**Problem to work on:** The data below needs to be returned exactly, line for line.

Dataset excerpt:
◇ ◇ ◇ ◇ ◇ ◇ ◇
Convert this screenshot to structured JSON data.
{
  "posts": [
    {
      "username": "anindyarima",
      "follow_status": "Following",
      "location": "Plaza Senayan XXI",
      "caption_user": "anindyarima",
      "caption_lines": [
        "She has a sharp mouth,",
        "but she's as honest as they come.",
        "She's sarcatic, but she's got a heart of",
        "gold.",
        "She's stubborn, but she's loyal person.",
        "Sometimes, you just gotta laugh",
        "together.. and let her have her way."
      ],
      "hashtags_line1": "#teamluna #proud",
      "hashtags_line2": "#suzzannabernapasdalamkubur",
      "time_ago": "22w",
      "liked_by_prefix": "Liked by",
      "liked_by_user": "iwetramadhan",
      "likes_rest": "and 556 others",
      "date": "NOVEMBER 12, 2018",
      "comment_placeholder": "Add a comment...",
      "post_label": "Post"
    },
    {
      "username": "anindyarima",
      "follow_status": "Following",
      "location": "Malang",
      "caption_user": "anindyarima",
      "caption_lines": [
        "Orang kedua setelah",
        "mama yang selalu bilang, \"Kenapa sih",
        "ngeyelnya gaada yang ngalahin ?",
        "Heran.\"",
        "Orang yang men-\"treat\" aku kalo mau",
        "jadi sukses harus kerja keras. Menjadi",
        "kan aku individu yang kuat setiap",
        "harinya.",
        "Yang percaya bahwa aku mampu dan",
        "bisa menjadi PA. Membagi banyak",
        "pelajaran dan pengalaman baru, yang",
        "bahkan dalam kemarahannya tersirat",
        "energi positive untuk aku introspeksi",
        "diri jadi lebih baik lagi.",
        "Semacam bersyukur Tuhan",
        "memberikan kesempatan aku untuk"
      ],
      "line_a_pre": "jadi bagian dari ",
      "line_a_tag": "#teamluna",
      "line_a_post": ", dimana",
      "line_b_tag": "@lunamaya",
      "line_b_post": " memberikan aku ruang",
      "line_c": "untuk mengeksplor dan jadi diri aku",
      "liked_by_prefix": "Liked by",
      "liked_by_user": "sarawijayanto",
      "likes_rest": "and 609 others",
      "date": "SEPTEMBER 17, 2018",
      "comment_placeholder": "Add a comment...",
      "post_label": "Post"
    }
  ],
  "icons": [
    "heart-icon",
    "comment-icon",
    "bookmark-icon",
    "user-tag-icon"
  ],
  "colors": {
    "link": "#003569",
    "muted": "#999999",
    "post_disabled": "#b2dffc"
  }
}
◇ ◇ ◇ ◇ ◇ ◇ ◇
**Response:**
Convert this screenshot to structured JSON data.
{
  "posts": [
    {
      "username": "anindyarima",
      "follow_status": "Following",
      "location": "Plaza Senayan XXI",
      "caption_user": "anindyarima",
      "caption_lines": [
        "She has a sharp mouth,",
        "but she's as honest as they come.",
        "She's sarcatic, but she's got a heart of",
        "gold.",
        "She's stubborn, but she's loyal person.",
        "Sometimes, you just gotta laugh",
        "together.. and let her have her way."
      ],
      "hashtags_line1": "#teamluna #proud",
      "hashtags_line2": "#suzzannabernapasdalamkubur",
      "time_ago": "22w",
      "liked_by_prefix": "Liked by",
      "liked_by_user": "iwetramadhan",
      "likes_rest": "and 556 others",
      "date": "NOVEMBER 12, 2018",
      "comment_placeholder": "Add a comment...",
      "post_label": "Post"
    },
    {
      "username": "anindyarima",
      "follow_status": "Following",
      "location": "Malang",
      "caption_user": "anindyarima",
      "caption_lines": [
        "Orang kedua setelah",
        "mama yang selalu bilang, \"Kenapa sih",
        "ngeyelnya gaada yang ngalahin ?",
        "Heran.\"",
        "Orang yang men-\"treat\" aku kalo mau",
        "jadi sukses harus kerja keras. Menjadi",
        "kan aku individu yang kuat setiap",
        "harinya.",
        "Yang percaya bahwa aku mampu dan",
        "bisa menjadi PA. Membagi banyak",
        "pelajaran dan pengalaman baru, yang",
        "bahkan dalam kemarahannya tersirat",
        "energi positive untuk aku introspeksi",
        "diri jadi lebih baik lagi.",
        "Semacam bersyukur Tuhan",
        "memberikan kesempatan aku untuk"
      ],
      "line_a_pre": "jadi bagian dari ",
      "line_a_tag": "#teamluna",
      "line_a_post": ", dimana",
      "line_b_tag": "@lunamaya",
      "line_b_post": " memberikan aku ruang",
      "line_c": "untuk mengeksplor dan jadi diri aku",
      "liked_by_prefix": "Liked by",
      "liked_by_user": "sarawijayanto",
      "likes_rest": "and 609 others",
      "date": "SEPTEMBER 17, 2018",
      "comment_placeholder": "Add a comment...",
      "post_label": "Post"
    }
  ],
  "icons": [
    "heart-icon",
    "comment-icon",
    "bookmark-icon",
    "user-tag-icon"
  ],
  "colors": {
    "link": "#003569",
    "muted": "#999999",
    "post_disabled": "#b2dffc"
  }
}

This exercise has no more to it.